Records shown —
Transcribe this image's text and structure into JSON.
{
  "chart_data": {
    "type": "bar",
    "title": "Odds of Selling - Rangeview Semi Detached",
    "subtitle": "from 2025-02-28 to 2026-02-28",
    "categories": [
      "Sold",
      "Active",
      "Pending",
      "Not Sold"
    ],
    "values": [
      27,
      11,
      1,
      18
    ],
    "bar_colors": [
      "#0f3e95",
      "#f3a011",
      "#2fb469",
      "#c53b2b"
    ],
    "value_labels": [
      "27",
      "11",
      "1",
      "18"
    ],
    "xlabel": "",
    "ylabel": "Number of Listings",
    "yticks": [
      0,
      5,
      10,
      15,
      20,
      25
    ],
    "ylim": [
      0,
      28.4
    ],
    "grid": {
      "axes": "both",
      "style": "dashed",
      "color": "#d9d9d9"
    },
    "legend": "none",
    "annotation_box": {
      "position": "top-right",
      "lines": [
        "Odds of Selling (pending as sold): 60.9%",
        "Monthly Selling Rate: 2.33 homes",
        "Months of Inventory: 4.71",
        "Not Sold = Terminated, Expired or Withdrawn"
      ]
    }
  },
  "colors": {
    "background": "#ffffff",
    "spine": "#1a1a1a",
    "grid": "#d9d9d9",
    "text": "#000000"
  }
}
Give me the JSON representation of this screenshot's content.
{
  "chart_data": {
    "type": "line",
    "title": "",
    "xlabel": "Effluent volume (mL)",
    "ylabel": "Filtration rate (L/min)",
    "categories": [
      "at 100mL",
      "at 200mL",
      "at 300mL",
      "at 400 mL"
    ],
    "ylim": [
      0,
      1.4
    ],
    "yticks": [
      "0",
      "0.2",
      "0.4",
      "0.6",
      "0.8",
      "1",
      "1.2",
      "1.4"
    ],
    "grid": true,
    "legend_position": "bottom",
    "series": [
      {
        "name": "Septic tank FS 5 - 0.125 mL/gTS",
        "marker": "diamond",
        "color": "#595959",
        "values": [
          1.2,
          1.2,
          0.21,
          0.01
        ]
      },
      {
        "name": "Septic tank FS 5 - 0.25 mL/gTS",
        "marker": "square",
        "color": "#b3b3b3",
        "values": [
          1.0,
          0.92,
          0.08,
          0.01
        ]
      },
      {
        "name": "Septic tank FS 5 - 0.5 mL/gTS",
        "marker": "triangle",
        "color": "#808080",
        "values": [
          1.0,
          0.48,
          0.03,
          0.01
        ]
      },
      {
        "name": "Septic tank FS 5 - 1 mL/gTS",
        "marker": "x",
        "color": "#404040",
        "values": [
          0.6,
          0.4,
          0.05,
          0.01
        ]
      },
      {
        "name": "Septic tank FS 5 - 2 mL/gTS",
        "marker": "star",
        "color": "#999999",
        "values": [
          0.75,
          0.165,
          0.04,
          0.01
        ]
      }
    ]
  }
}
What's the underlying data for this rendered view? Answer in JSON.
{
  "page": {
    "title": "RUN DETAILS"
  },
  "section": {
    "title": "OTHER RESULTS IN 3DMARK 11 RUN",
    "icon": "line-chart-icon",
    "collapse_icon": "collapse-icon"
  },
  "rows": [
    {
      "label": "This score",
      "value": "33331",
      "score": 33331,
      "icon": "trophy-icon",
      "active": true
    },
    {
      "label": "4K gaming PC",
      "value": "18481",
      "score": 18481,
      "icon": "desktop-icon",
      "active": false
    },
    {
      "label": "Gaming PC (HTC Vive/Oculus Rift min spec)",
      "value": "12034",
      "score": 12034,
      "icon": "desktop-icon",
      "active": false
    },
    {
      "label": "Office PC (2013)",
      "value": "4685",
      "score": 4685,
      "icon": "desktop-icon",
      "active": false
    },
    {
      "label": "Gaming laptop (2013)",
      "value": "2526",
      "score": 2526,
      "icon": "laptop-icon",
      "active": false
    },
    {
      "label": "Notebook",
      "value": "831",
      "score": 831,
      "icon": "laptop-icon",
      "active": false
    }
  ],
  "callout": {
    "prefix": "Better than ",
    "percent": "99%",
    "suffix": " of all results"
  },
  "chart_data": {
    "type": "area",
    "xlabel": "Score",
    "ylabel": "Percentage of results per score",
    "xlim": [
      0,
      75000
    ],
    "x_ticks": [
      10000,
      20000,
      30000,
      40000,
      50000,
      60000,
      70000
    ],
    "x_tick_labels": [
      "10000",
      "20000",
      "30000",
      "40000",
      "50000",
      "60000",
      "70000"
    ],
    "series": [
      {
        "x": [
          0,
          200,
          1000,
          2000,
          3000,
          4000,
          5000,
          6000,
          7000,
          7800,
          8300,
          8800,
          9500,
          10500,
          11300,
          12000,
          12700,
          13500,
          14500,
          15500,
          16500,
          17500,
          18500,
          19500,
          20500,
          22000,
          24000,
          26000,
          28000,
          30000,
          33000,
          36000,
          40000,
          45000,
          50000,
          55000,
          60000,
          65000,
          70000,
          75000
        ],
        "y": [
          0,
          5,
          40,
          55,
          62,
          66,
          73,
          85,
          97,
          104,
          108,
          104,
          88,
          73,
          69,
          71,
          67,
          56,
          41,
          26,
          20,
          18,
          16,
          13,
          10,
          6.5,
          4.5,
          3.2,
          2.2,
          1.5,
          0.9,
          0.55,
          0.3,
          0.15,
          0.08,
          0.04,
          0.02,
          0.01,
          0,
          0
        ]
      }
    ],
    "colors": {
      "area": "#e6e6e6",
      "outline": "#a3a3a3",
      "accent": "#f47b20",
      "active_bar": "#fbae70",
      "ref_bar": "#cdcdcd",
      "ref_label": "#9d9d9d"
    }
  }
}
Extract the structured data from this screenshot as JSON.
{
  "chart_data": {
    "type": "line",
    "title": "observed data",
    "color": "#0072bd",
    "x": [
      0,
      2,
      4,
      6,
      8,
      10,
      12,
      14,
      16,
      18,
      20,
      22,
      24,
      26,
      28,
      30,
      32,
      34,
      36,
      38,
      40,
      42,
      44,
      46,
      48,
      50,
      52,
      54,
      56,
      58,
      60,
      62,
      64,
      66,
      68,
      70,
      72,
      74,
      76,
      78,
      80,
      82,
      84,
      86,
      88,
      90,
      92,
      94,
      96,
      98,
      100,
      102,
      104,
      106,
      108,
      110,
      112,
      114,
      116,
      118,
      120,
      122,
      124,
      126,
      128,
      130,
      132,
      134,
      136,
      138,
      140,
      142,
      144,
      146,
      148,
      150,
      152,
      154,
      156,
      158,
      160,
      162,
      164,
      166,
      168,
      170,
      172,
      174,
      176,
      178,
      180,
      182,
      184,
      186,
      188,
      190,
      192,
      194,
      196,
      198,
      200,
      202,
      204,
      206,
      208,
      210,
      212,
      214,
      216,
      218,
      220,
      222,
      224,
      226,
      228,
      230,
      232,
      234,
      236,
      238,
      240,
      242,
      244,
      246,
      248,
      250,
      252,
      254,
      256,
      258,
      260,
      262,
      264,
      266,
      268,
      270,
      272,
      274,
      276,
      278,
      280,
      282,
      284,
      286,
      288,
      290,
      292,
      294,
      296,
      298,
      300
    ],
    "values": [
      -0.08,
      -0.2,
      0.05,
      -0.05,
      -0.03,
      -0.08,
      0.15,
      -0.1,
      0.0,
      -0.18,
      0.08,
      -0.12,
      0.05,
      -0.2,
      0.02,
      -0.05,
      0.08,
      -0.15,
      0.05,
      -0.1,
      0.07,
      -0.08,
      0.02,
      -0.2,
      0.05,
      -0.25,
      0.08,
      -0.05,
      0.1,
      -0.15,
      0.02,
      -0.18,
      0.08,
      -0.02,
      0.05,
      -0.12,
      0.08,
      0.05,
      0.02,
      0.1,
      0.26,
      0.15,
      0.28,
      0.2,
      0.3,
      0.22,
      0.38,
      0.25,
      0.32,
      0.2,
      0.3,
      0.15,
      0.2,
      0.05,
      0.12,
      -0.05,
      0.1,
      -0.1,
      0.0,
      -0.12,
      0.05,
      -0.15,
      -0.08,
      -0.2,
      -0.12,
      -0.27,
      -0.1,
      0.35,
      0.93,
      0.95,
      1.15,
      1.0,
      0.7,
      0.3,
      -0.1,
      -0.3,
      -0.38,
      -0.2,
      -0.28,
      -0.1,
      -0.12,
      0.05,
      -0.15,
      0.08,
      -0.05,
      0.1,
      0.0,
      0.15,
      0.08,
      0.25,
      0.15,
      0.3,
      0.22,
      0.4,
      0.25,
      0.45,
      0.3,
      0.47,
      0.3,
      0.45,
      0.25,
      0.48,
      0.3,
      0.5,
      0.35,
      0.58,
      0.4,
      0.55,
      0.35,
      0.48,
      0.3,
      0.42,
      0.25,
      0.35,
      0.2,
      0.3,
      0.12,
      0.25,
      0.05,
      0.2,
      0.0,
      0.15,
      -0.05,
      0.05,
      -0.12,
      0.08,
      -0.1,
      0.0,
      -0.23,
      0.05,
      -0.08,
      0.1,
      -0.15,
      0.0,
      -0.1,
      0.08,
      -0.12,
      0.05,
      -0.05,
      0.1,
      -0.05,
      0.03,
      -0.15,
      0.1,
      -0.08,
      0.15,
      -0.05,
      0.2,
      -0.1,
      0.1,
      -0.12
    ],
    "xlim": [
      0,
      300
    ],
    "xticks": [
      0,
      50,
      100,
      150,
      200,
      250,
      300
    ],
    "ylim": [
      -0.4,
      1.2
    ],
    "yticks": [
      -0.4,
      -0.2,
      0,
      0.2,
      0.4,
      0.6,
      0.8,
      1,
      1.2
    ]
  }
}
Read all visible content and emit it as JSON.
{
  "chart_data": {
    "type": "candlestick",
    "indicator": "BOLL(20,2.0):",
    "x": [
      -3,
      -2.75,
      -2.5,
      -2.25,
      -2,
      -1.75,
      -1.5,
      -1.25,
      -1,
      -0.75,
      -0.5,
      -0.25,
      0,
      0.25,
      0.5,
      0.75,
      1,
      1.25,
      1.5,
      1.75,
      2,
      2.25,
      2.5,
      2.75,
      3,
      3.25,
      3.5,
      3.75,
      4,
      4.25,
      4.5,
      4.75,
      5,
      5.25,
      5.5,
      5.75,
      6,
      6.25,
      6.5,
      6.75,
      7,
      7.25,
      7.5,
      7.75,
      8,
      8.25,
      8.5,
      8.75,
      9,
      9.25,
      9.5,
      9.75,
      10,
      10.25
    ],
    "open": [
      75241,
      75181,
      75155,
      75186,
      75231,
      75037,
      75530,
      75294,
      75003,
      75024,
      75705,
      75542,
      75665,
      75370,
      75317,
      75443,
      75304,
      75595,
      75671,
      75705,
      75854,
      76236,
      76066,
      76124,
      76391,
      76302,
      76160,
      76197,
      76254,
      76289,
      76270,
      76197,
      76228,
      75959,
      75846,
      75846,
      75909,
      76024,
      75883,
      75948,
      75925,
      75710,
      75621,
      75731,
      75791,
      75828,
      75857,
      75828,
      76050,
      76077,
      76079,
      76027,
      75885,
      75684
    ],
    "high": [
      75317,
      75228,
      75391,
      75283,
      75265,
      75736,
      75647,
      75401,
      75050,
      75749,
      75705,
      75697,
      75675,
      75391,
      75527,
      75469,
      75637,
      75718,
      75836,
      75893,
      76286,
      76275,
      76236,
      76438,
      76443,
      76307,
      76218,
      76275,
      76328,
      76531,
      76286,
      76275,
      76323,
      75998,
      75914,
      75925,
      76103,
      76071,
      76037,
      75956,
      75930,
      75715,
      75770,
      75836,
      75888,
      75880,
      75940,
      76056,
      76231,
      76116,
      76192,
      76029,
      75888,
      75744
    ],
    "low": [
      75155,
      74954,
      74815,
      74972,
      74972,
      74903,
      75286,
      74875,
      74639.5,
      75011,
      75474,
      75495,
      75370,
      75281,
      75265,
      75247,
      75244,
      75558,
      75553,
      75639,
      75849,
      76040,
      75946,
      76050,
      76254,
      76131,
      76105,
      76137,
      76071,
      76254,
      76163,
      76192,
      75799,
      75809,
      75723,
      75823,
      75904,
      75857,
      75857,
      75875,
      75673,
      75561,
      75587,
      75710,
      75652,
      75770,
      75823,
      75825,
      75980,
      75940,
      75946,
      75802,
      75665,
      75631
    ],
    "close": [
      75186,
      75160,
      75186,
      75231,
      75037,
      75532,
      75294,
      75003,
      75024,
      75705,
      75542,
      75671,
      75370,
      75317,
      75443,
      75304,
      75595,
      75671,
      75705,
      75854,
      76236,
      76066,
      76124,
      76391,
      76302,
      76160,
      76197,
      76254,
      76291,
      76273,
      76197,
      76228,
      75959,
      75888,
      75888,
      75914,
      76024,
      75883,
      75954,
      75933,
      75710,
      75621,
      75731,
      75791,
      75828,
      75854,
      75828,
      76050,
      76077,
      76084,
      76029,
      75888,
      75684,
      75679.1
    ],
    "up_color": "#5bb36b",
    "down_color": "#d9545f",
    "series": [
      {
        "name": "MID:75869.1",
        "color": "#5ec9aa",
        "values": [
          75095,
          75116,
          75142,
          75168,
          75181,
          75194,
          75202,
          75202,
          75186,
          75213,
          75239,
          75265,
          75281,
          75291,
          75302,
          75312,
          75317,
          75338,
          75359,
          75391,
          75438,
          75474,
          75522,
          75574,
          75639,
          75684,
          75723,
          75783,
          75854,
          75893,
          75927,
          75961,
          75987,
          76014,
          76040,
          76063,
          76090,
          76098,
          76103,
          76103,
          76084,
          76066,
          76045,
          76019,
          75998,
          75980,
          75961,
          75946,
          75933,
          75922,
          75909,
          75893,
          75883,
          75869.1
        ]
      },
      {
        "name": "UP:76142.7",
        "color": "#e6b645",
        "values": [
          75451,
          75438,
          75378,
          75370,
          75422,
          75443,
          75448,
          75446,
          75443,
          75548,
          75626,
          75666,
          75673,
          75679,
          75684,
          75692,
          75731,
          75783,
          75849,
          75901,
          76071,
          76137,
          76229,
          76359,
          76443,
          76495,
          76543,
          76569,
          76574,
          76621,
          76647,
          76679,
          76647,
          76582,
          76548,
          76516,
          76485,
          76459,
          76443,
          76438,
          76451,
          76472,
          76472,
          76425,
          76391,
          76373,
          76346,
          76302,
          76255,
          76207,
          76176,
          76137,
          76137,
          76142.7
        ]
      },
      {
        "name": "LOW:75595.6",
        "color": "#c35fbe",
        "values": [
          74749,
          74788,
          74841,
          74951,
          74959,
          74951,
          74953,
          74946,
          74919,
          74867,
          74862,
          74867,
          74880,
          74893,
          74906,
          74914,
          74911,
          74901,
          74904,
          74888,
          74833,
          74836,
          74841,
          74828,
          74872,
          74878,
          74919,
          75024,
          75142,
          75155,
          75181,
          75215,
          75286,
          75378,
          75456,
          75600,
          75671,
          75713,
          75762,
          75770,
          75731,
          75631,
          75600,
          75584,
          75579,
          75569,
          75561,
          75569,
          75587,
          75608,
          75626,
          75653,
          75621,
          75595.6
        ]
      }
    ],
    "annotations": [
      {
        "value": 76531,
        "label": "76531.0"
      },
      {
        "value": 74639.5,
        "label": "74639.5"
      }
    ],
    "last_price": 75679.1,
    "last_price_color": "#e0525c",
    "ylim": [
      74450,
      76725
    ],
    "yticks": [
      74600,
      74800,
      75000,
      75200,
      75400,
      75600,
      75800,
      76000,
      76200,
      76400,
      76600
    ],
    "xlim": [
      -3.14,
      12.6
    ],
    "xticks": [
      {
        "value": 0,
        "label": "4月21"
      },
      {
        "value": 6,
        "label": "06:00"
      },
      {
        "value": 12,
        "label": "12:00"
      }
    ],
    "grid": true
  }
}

Your objective — Search the data above for the string "xlabel" and copy each line that has it.

Written solution —
    "xlabel": "",
    "xlabel": "Effluent volume (mL)",
    "xlabel": "Score",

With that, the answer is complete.